# Problem description
Transcribe verbatim the lines below that open with the line containing "data-point-SP bbox=[292, 546, 308, 562]" and close with the line containing "significance-marker: * bbox=[138, 404, 147, 429]", including both of those lines.

# Dataset extract

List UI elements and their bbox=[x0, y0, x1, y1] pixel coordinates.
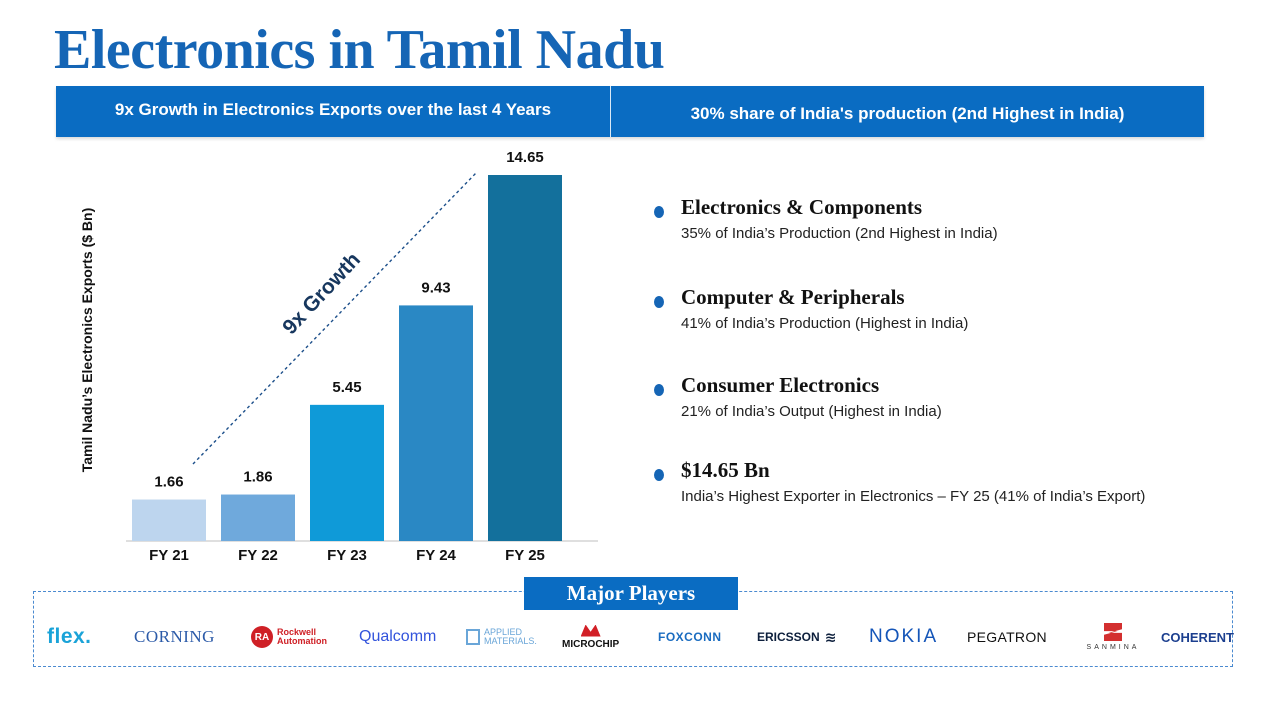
highlight-title: Consumer Electronics bbox=[681, 373, 880, 397]
sanmina-icon bbox=[1104, 623, 1122, 641]
bar-fy-24 bbox=[399, 305, 473, 541]
highlight-desc: 41% of India’s Production (Highest in In… bbox=[681, 315, 969, 332]
banner-divider bbox=[610, 86, 611, 137]
y-axis-label: Tamil Nadu’s Electronics Exports ($ Bn) bbox=[79, 207, 95, 473]
highlight-desc: 35% of India’s Production (2nd Highest i… bbox=[681, 225, 998, 242]
bar-fy-21 bbox=[132, 499, 206, 541]
bar-fy-23 bbox=[310, 404, 384, 541]
ericsson-icon: ≋ bbox=[824, 628, 837, 645]
bullet-icon bbox=[654, 206, 664, 218]
microchip-logo: MICROCHIP bbox=[562, 620, 619, 654]
sanmina-wordmark: SANMINA bbox=[1086, 644, 1140, 651]
flex-logo: flex. bbox=[47, 625, 92, 648]
highlight-title: $14.65 Bn bbox=[681, 458, 770, 482]
applied-materials-icon bbox=[466, 629, 480, 645]
coherent-logo: COHERENT bbox=[1161, 629, 1234, 645]
corning-logo: CORNING bbox=[134, 627, 215, 646]
x-tick-label: FY 23 bbox=[327, 547, 367, 564]
bar-fy-22 bbox=[221, 494, 295, 541]
headline-banner: 9x Growth in Electronics Exports over th… bbox=[56, 86, 1204, 137]
highlight-title: Electronics & Components bbox=[681, 195, 923, 219]
rockwell-automation-logo: RA Rockwell Automation bbox=[251, 620, 327, 654]
highlight-title: Computer & Peripherals bbox=[681, 285, 905, 309]
qualcomm-logo: Qualcomm bbox=[359, 628, 437, 645]
applied-materials-logo: APPLIED MATERIALS. bbox=[466, 620, 537, 654]
pegatron-logo: PEGATRON bbox=[967, 629, 1047, 645]
x-tick-label: FY 24 bbox=[416, 547, 456, 564]
highlight-desc: India’s Highest Exporter in Electronics … bbox=[681, 488, 1146, 505]
bar-value-label: 5.45 bbox=[332, 379, 361, 396]
page-title: Electronics in Tamil Nadu bbox=[54, 19, 665, 81]
x-tick-label: FY 21 bbox=[149, 547, 189, 564]
rockwell-wordmark: Rockwell Automation bbox=[277, 627, 327, 646]
bullet-icon bbox=[654, 296, 664, 308]
nokia-logo: NOKIA bbox=[869, 626, 939, 647]
bar-value-label: 9.43 bbox=[421, 279, 450, 296]
sanmina-logo: SANMINA bbox=[1075, 620, 1151, 654]
bar-fy-25 bbox=[488, 175, 562, 541]
bullet-icon bbox=[654, 469, 664, 481]
microchip-icon bbox=[580, 624, 601, 637]
rockwell-icon: RA bbox=[251, 626, 273, 648]
x-tick-label: FY 25 bbox=[505, 547, 545, 564]
major-players-title: Major Players bbox=[524, 577, 738, 610]
applied-materials-wordmark: APPLIED MATERIALS. bbox=[484, 627, 537, 646]
bar-value-label: 1.86 bbox=[243, 469, 272, 486]
banner-share-text: 30% share of India's production (2nd Hig… bbox=[690, 103, 1125, 123]
ericsson-wordmark: ERICSSON bbox=[757, 630, 820, 644]
microchip-wordmark: MICROCHIP bbox=[562, 638, 620, 650]
bar-value-label: 1.66 bbox=[154, 474, 183, 491]
growth-trend-line bbox=[192, 171, 478, 465]
bullet-icon bbox=[654, 384, 664, 396]
foxconn-logo: FOXCONN bbox=[658, 630, 722, 644]
bar-value-label: 14.65 bbox=[506, 149, 544, 166]
exports-bar-chart: 1.66 1.86 5.45 9.43 14.65 FY 21 FY 22 FY 23 FY … bbox=[126, 149, 598, 564]
highlight-desc: 21% of India’s Output (Highest in India) bbox=[681, 403, 942, 420]
ericsson-logo: ERICSSON ≋ bbox=[757, 620, 836, 654]
banner-growth-text: 9x Growth in Electronics Exports over th… bbox=[114, 99, 552, 119]
x-tick-label: FY 22 bbox=[238, 547, 278, 564]
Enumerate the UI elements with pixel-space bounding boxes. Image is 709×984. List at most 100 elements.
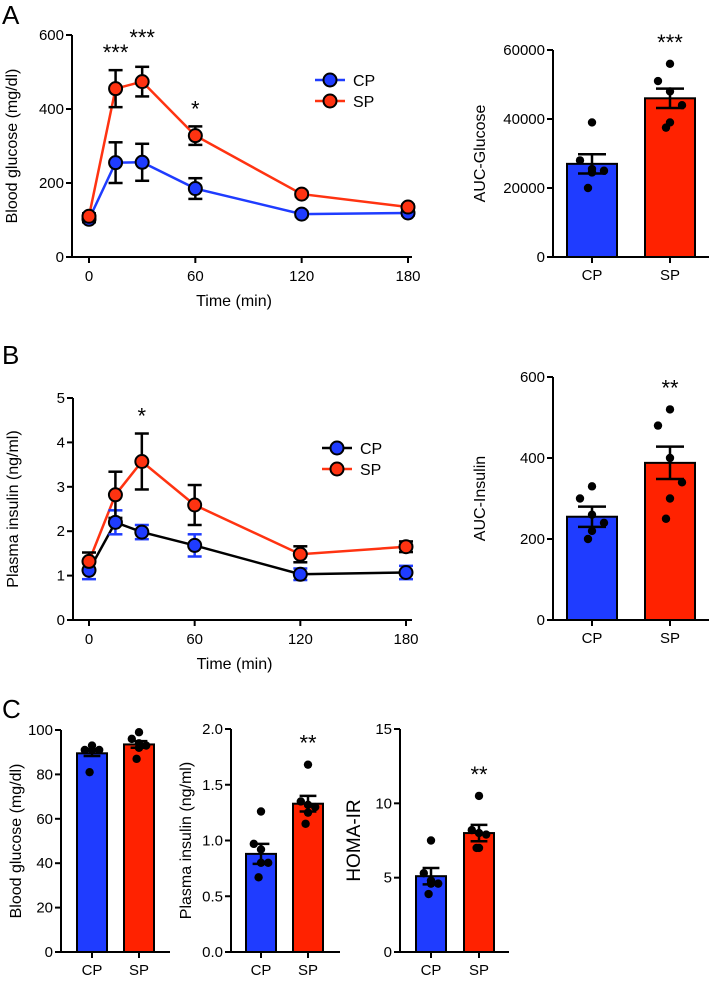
data-point-SP bbox=[292, 546, 308, 562]
significance-marker: *** bbox=[103, 40, 129, 65]
legend-label: CP bbox=[360, 441, 382, 458]
x-tick-label: 0 bbox=[85, 631, 93, 648]
y-tick-label: 0.5 bbox=[202, 888, 223, 905]
y-tick-label: 1.0 bbox=[202, 833, 223, 850]
individual-point bbox=[587, 482, 597, 491]
significance-marker: * bbox=[138, 404, 147, 429]
y-tick-label: 200 bbox=[520, 531, 545, 548]
data-point-SP bbox=[81, 208, 97, 224]
significance-marker: ** bbox=[661, 375, 679, 400]
individual-point bbox=[677, 478, 687, 487]
individual-point bbox=[127, 734, 136, 744]
individual-point bbox=[256, 807, 266, 816]
individual-point bbox=[254, 873, 263, 882]
data-point-SP bbox=[134, 453, 150, 469]
individual-point bbox=[303, 800, 313, 810]
y-tick-label: 60 bbox=[36, 811, 53, 828]
data-point-SP bbox=[187, 128, 203, 144]
individual-point bbox=[482, 830, 491, 839]
data-point-SP bbox=[134, 74, 150, 90]
individual-point bbox=[426, 879, 436, 888]
legend-label: CP bbox=[353, 73, 375, 90]
legend-marker-CP bbox=[322, 72, 338, 88]
chart-B-bar: 0 200 400 600 AUC-Insulin CP SP ** bbox=[472, 369, 709, 647]
data-point-CP bbox=[187, 181, 203, 197]
x-tick-label: CP bbox=[582, 267, 603, 284]
individual-point bbox=[677, 101, 687, 110]
individual-point bbox=[134, 743, 144, 752]
individual-point bbox=[587, 526, 597, 536]
bar-SP bbox=[292, 802, 324, 954]
legend-marker-CP bbox=[329, 440, 345, 456]
individual-point bbox=[583, 534, 593, 544]
significance-marker: ** bbox=[299, 731, 317, 756]
x-tick-label: 180 bbox=[393, 631, 418, 648]
individual-point bbox=[80, 745, 90, 755]
y-tick-label: 400 bbox=[520, 450, 545, 467]
y-tick-label: 100 bbox=[28, 722, 53, 739]
y-tick-label: 0 bbox=[45, 944, 53, 961]
x-tick-label: 60 bbox=[187, 268, 204, 285]
data-point-SP bbox=[108, 81, 124, 97]
individual-point bbox=[587, 510, 597, 519]
y-tick-label: 5 bbox=[384, 870, 392, 887]
x-tick-label: SP bbox=[298, 962, 318, 979]
individual-point bbox=[264, 858, 273, 867]
legend-marker-SP bbox=[322, 93, 338, 109]
y-tick-label: 2.0 bbox=[202, 721, 223, 738]
individual-point bbox=[665, 453, 675, 463]
y-tick-label: 600 bbox=[39, 27, 64, 44]
individual-point bbox=[583, 183, 593, 193]
y-axis-label: Plasma insulin (ng/ml) bbox=[5, 430, 22, 587]
series-line-SP bbox=[87, 459, 407, 562]
individual-point bbox=[599, 166, 609, 175]
individual-point bbox=[134, 728, 144, 737]
x-tick-label: 120 bbox=[288, 631, 313, 648]
individual-point bbox=[311, 802, 320, 812]
individual-point bbox=[142, 741, 151, 750]
individual-point bbox=[665, 59, 675, 68]
individual-point bbox=[661, 514, 671, 523]
series-line-CP bbox=[87, 520, 407, 576]
individual-point bbox=[95, 745, 104, 755]
x-tick-label: 60 bbox=[186, 631, 203, 648]
individual-point bbox=[653, 421, 663, 430]
bar-CP bbox=[245, 852, 277, 954]
data-point-SP bbox=[398, 539, 414, 555]
x-tick-label: CP bbox=[421, 962, 442, 979]
y-axis-label: Blood glucose (mg/dl) bbox=[8, 764, 25, 919]
x-tick-label: SP bbox=[660, 630, 680, 647]
chart-A-line: 0 200 400 600 Blood glucose (mg/dl) 0 60 120 180… bbox=[4, 25, 421, 310]
data-point-CP bbox=[108, 155, 124, 171]
individual-point bbox=[599, 518, 609, 527]
panel-label-c: C bbox=[2, 694, 21, 724]
y-tick-label: 10 bbox=[375, 795, 392, 812]
y-axis-label: Plasma insulin (ng/ml) bbox=[178, 762, 195, 919]
y-tick-label: 60000 bbox=[503, 42, 545, 59]
y-tick-label: 200 bbox=[39, 175, 64, 192]
y-tick-label: 0 bbox=[537, 612, 545, 629]
individual-point bbox=[303, 760, 313, 769]
y-axis-label: AUC-Glucose bbox=[472, 105, 489, 203]
y-tick-label: 2 bbox=[57, 523, 65, 540]
chart-C-insulin: 0.0 0.5 1.0 1.5 2.0 Plasma insulin (ng/ml) CP S… bbox=[178, 721, 340, 979]
legend-marker-SP bbox=[329, 461, 345, 477]
data-point-SP bbox=[107, 487, 123, 503]
bar-SP bbox=[123, 743, 155, 953]
x-tick-label: 180 bbox=[395, 268, 420, 285]
panel-label-a: A bbox=[2, 0, 20, 30]
significance-marker: *** bbox=[129, 25, 155, 50]
y-tick-label: 20 bbox=[36, 900, 53, 917]
y-tick-label: 4 bbox=[57, 434, 65, 451]
y-tick-label: 0 bbox=[537, 249, 545, 266]
y-tick-label: 80 bbox=[36, 766, 53, 783]
y-tick-label: 1.5 bbox=[202, 777, 223, 794]
y-tick-label: 40000 bbox=[503, 111, 545, 128]
individual-point bbox=[296, 797, 305, 806]
individual-point bbox=[665, 405, 675, 414]
x-tick-label: SP bbox=[469, 962, 489, 979]
x-tick-label: 0 bbox=[85, 268, 93, 285]
individual-point bbox=[665, 494, 675, 503]
y-axis-label: AUC-Insulin bbox=[472, 456, 489, 541]
individual-point bbox=[256, 845, 266, 854]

# Solution to this task
data-point-SP bbox=[292, 546, 308, 562]
significance-marker: *** bbox=[103, 40, 129, 65]
legend-label: CP bbox=[360, 441, 382, 458]
x-tick-label: 0 bbox=[85, 631, 93, 648]
y-tick-label: 0.5 bbox=[202, 888, 223, 905]
y-tick-label: 1.0 bbox=[202, 833, 223, 850]
individual-point bbox=[587, 482, 597, 491]
significance-marker: * bbox=[138, 404, 147, 429]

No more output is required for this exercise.